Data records
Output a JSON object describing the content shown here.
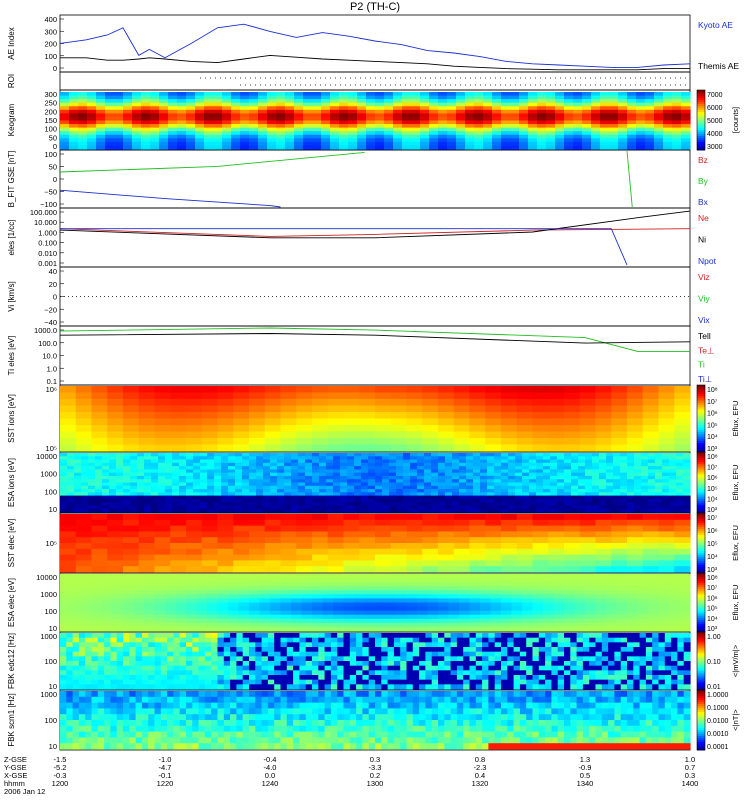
{
  "title": "P2 (TH-C)",
  "colors": {
    "blue": "#1a2fd0",
    "black": "#000000",
    "red": "#d22020",
    "green": "#20c020",
    "frame": "#000000"
  },
  "panels": [
    {
      "id": "ae",
      "ylabel": "AE Index",
      "ticks": [
        "400",
        "300",
        "200",
        "100",
        "0"
      ],
      "right_labels": [
        {
          "text": "Kyoto AE",
          "color": "#1a2fd0"
        },
        {
          "text": "Themis AE",
          "color": "#000000"
        }
      ]
    },
    {
      "id": "roi",
      "ylabel": "ROI",
      "ticks": [],
      "right_labels": []
    },
    {
      "id": "keo",
      "ylabel": "Keogram",
      "ticks": [
        "300",
        "250",
        "200",
        "150",
        "100",
        "50",
        "0"
      ],
      "colorbar": {
        "ticks": [
          "7000",
          "6000",
          "5000",
          "4000",
          "3000"
        ],
        "label": "[counts]"
      }
    },
    {
      "id": "bfit",
      "ylabel": "B_FIT GSE [nT]",
      "ticks": [
        "100",
        "50",
        "0",
        "−50",
        "−100"
      ],
      "right_labels": [
        {
          "text": "Bz",
          "color": "#d22020"
        },
        {
          "text": "By",
          "color": "#20c020"
        },
        {
          "text": "Bx",
          "color": "#1a2fd0"
        }
      ]
    },
    {
      "id": "dens",
      "ylabel": "eles [1/cc]",
      "ticks": [
        "100.000",
        "10.000",
        "1.000",
        "0.100",
        "0.010",
        "0.001"
      ],
      "right_labels": [
        {
          "text": "Ne",
          "color": "#d22020"
        },
        {
          "text": "Ni",
          "color": "#000000"
        },
        {
          "text": "Npot",
          "color": "#1a2fd0"
        }
      ]
    },
    {
      "id": "vi",
      "ylabel": "Vi [km/s]",
      "ticks": [
        "40",
        "20",
        "0",
        "−20",
        "−40"
      ],
      "right_labels": [
        {
          "text": "Viz",
          "color": "#d22020"
        },
        {
          "text": "Viy",
          "color": "#20c020"
        },
        {
          "text": "Vix",
          "color": "#1a2fd0"
        }
      ]
    },
    {
      "id": "temp",
      "ylabel": "Ti eles [eV]",
      "ticks": [
        "1000.0",
        "100.0",
        "10.0",
        "1.0",
        "0.1"
      ],
      "right_labels": [
        {
          "text": "Tell",
          "color": "#000000"
        },
        {
          "text": "Te⊥",
          "color": "#d22020"
        },
        {
          "text": "Ti",
          "color": "#20c020"
        },
        {
          "text": "Ti⊥",
          "color": "#1a2fd0"
        }
      ]
    },
    {
      "id": "ssti",
      "ylabel": "SST ions [eV]",
      "ticks": [
        "10⁶",
        "10⁵"
      ],
      "colorbar": {
        "ticks": [
          "10⁸",
          "10⁷",
          "10⁶",
          "10⁵",
          "10⁴",
          "10³"
        ],
        "label": "Eflux, EFU"
      }
    },
    {
      "id": "esai",
      "ylabel": "ESA ions [eV]",
      "ticks": [
        "10000",
        "1000",
        "100",
        "10"
      ],
      "colorbar": {
        "ticks": [
          "10⁸",
          "10⁷",
          "10⁶",
          "10⁵",
          "10⁴",
          "10³"
        ],
        "label": "Eflux, EFU"
      }
    },
    {
      "id": "sste",
      "ylabel": "SST elec [eV]",
      "ticks": [
        "10⁵"
      ],
      "colorbar": {
        "ticks": [
          "10⁷",
          "10⁶",
          "10⁵",
          "10⁴",
          "10³"
        ],
        "label": "Eflux, EFU"
      }
    },
    {
      "id": "esae",
      "ylabel": "ESA elec [eV]",
      "ticks": [
        "10000",
        "1000",
        "100",
        "10"
      ],
      "colorbar": {
        "ticks": [
          "10⁸",
          "10⁷",
          "10⁶",
          "10⁵",
          "10⁴",
          "10³"
        ],
        "label": "Eflux, EFU"
      }
    },
    {
      "id": "fbke",
      "ylabel": "FBK edc12 [Hz]",
      "ticks": [
        "1000",
        "100",
        "10"
      ],
      "colorbar": {
        "ticks": [
          "1.00",
          "0.10",
          "0.01"
        ],
        "label": "<|mV/m|>"
      }
    },
    {
      "id": "fbkb",
      "ylabel": "FBK scm1 [Hz]",
      "ticks": [
        "1000",
        "100",
        "10"
      ],
      "colorbar": {
        "ticks": [
          "1.0000",
          "0.1000",
          "0.0100",
          "0.0010",
          "0.0001"
        ],
        "label": "<|nT|>"
      }
    }
  ],
  "xaxis": {
    "row_labels": [
      "Z-GSE",
      "Y-GSE",
      "X-GSE",
      "hhmm",
      "2006 Jan 12"
    ],
    "columns": [
      [
        "-1.5",
        "-5.2",
        "-0.3",
        "1200"
      ],
      [
        "-1.0",
        "-4.7",
        "-0.1",
        "1220"
      ],
      [
        "-0.4",
        "-4.0",
        "0.0",
        "1240"
      ],
      [
        "0.3",
        "-3.3",
        "0.2",
        "1300"
      ],
      [
        "0.8",
        "-2.3",
        "0.4",
        "1320"
      ],
      [
        "1.3",
        "-0.9",
        "0.5",
        "1340"
      ],
      [
        "1.0",
        "0.7",
        "0.3",
        "1400"
      ]
    ]
  },
  "chart_data": [
    {
      "type": "line",
      "panel": "AE Index",
      "x": [
        1200,
        1205,
        1209,
        1212,
        1215,
        1217,
        1220,
        1225,
        1230,
        1235,
        1240,
        1245,
        1250,
        1255,
        1300,
        1305,
        1310,
        1315,
        1320,
        1325,
        1330,
        1335,
        1340,
        1345,
        1350,
        1355,
        1400
      ],
      "series": [
        {
          "name": "Kyoto AE",
          "values": [
            230,
            260,
            300,
            360,
            130,
            180,
            110,
            230,
            360,
            390,
            330,
            280,
            320,
            290,
            250,
            220,
            170,
            150,
            120,
            80,
            60,
            50,
            40,
            30,
            30,
            50,
            60
          ]
        },
        {
          "name": "Themis AE",
          "values": [
            110,
            110,
            90,
            90,
            100,
            110,
            100,
            80,
            70,
            100,
            130,
            115,
            100,
            90,
            80,
            70,
            60,
            40,
            30,
            20,
            15,
            10,
            10,
            10,
            10,
            20,
            20
          ]
        }
      ],
      "ylim": [
        0,
        450
      ]
    },
    {
      "type": "heatmap",
      "panel": "Keogram",
      "colorbar": [
        3000,
        7000
      ],
      "ylim": [
        0,
        300
      ]
    },
    {
      "type": "line",
      "panel": "B_FIT GSE",
      "series": [
        {
          "name": "By",
          "x": [
            1200,
            1230,
            1258
          ],
          "values": [
            25,
            45,
            95
          ]
        },
        {
          "name": "Bx",
          "x": [
            1200,
            1220,
            1240,
            1242
          ],
          "values": [
            -40,
            -70,
            -95,
            -100
          ]
        }
      ],
      "ylim": [
        -100,
        100
      ]
    },
    {
      "type": "line",
      "panel": "eles",
      "series": [
        {
          "name": "Ne",
          "x": [
            1200,
            1240,
            1300,
            1330,
            1400
          ],
          "values": [
            2,
            0.4,
            0.6,
            1.5,
            2
          ]
        },
        {
          "name": "Ni",
          "x": [
            1200,
            1240,
            1300,
            1330,
            1350,
            1400
          ],
          "values": [
            1.5,
            0.3,
            0.3,
            1,
            20,
            80
          ]
        },
        {
          "name": "Npot",
          "x": [
            1200,
            1300,
            1345,
            1348
          ],
          "values": [
            2,
            2,
            2,
            0.001
          ]
        }
      ],
      "ylim": [
        0.001,
        100
      ]
    },
    {
      "type": "line",
      "panel": "Ti eles",
      "series": [
        {
          "name": "Ti",
          "x": [
            1200,
            1240,
            1300,
            1340,
            1350,
            1400
          ],
          "values": [
            600,
            1000,
            700,
            200,
            20,
            20
          ]
        },
        {
          "name": "Tell",
          "x": [
            1200,
            1240,
            1300,
            1340,
            1400
          ],
          "values": [
            300,
            400,
            300,
            80,
            100
          ]
        }
      ],
      "ylim": [
        0.1,
        1000
      ]
    },
    {
      "type": "heatmap",
      "panel": "SST ions"
    },
    {
      "type": "heatmap",
      "panel": "ESA ions"
    },
    {
      "type": "heatmap",
      "panel": "SST elec"
    },
    {
      "type": "heatmap",
      "panel": "ESA elec"
    },
    {
      "type": "heatmap",
      "panel": "FBK edc12"
    },
    {
      "type": "heatmap",
      "panel": "FBK scm1"
    }
  ]
}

◆ **Exercise prompt**
Reproduce each line from the records that contains the word "name".

◆ **Task solution**
          "name": "Kyoto AE",
          "name": "Themis AE",
          "name": "By",
          "name": "Bx",
          "name": "Ne",
          "name": "Ni",
          "name": "Npot",
          "name": "Ti",
          "name": "Tell",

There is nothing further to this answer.